Pick out the lines containing "structured".

── Source records ──

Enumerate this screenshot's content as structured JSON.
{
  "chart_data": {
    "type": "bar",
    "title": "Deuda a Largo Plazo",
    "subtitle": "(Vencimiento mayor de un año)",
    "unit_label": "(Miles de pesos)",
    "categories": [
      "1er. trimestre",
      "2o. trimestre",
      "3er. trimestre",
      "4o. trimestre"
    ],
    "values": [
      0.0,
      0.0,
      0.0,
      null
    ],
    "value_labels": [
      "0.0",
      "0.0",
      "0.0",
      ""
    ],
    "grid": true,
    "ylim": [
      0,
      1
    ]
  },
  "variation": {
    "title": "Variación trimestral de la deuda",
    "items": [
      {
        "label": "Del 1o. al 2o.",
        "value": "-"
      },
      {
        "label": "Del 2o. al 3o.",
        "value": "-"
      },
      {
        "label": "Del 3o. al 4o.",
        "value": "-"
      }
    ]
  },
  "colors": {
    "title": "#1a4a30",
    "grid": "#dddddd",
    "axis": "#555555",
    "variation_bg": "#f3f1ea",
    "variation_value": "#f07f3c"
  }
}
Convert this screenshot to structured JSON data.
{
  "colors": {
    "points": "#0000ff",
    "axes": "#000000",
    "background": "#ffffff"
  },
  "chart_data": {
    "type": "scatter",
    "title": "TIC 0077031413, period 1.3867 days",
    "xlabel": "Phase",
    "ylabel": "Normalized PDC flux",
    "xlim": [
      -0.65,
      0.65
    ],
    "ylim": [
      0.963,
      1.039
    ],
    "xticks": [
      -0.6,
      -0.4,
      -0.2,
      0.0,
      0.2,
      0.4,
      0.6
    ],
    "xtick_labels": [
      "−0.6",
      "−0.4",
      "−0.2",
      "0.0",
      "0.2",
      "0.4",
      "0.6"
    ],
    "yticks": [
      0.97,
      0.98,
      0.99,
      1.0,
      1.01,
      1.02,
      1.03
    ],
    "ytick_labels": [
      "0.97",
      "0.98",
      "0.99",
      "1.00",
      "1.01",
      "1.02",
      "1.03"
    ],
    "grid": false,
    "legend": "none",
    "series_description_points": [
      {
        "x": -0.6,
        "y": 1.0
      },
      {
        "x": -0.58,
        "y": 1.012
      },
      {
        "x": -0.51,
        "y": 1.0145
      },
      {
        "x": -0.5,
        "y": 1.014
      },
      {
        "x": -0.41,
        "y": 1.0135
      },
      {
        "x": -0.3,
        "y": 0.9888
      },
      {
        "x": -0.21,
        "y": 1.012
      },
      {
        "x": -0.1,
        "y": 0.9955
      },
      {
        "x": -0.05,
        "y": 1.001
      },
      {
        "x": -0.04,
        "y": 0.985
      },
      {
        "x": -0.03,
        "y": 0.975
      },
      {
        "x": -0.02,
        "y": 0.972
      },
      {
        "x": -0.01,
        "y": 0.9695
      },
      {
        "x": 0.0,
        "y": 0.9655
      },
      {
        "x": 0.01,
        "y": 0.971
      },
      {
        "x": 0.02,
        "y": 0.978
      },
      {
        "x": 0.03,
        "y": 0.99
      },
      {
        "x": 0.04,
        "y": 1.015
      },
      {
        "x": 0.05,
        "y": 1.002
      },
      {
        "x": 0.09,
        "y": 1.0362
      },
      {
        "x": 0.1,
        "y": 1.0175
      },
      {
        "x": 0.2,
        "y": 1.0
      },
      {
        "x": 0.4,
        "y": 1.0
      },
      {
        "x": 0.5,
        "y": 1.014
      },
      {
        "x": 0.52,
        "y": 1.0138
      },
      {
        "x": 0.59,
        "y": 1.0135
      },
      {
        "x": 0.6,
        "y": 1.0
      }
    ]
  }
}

───

» **Task solution**
Enumerate this screenshot's content as structured JSON.
Convert this screenshot to structured JSON data.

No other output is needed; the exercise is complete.